■ **Goal of the exercise**
All entries should be output exactly as they stand.

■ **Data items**
** START **

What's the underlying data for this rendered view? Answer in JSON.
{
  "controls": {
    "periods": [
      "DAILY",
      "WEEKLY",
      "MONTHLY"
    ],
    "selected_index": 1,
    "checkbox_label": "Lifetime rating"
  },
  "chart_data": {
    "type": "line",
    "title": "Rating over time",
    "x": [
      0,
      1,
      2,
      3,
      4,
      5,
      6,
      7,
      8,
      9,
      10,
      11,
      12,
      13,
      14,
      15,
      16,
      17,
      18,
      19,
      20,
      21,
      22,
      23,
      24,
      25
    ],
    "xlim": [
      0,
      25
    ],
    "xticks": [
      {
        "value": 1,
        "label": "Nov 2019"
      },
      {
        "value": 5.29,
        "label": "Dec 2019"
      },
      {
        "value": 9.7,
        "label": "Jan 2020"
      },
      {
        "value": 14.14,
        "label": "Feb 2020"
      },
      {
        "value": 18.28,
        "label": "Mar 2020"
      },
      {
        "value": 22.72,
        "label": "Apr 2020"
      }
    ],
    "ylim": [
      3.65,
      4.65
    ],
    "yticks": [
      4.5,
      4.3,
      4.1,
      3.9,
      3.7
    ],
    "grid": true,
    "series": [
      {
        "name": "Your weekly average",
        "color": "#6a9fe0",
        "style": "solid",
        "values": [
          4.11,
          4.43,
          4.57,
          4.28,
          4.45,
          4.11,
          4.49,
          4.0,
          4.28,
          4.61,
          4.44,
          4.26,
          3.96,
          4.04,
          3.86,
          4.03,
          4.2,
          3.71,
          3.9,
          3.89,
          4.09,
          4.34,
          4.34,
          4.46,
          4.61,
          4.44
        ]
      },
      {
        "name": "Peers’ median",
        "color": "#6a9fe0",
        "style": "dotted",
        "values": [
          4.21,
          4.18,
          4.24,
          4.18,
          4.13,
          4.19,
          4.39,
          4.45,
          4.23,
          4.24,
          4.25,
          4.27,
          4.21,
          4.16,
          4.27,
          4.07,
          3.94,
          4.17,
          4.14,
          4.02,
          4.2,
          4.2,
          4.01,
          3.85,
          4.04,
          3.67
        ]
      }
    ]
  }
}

** END **

■ **Response**
What's the underlying data for this rendered view? Answer in JSON.
{
  "controls": {
    "periods": [
      "DAILY",
      "WEEKLY",
      "MONTHLY"
    ],
    "selected_index": 1,
    "checkbox_label": "Lifetime rating"
  },
  "chart_data": {
    "type": "line",
    "title": "Rating over time",
    "x": [
      0,
      1,
      2,
      3,
      4,
      5,
      6,
      7,
      8,
      9,
      10,
      11,
      12,
      13,
      14,
      15,
      16,
      17,
      18,
      19,
      20,
      21,
      22,
      23,
      24,
      25
    ],
    "xlim": [
      0,
      25
    ],
    "xticks": [
      {
        "value": 1,
        "label": "Nov 2019"
      },
      {
        "value": 5.29,
        "label": "Dec 2019"
      },
      {
        "value": 9.7,
        "label": "Jan 2020"
      },
      {
        "value": 14.14,
        "label": "Feb 2020"
      },
      {
        "value": 18.28,
        "label": "Mar 2020"
      },
      {
        "value": 22.72,
        "label": "Apr 2020"
      }
    ],
    "ylim": [
      3.65,
      4.65
    ],
    "yticks": [
      4.5,
      4.3,
      4.1,
      3.9,
      3.7
    ],
    "grid": true,
    "series": [
      {
        "name": "Your weekly average",
        "color": "#6a9fe0",
        "style": "solid",
        "values": [
          4.11,
          4.43,
          4.57,
          4.28,
          4.45,
          4.11,
          4.49,
          4.0,
          4.28,
          4.61,
          4.44,
          4.26,
          3.96,
          4.04,
          3.86,
          4.03,
          4.2,
          3.71,
          3.9,
          3.89,
          4.09,
          4.34,
          4.34,
          4.46,
          4.61,
          4.44
        ]
      },
      {
        "name": "Peers’ median",
        "color": "#6a9fe0",
        "style": "dotted",
        "values": [
          4.21,
          4.18,
          4.24,
          4.18,
          4.13,
          4.19,
          4.39,
          4.45,
          4.23,
          4.24,
          4.25,
          4.27,
          4.21,
          4.16,
          4.27,
          4.07,
          3.94,
          4.17,
          4.14,
          4.02,
          4.2,
          4.2,
          4.01,
          3.85,
          4.04,
          3.67
        ]
      }
    ]
  }
}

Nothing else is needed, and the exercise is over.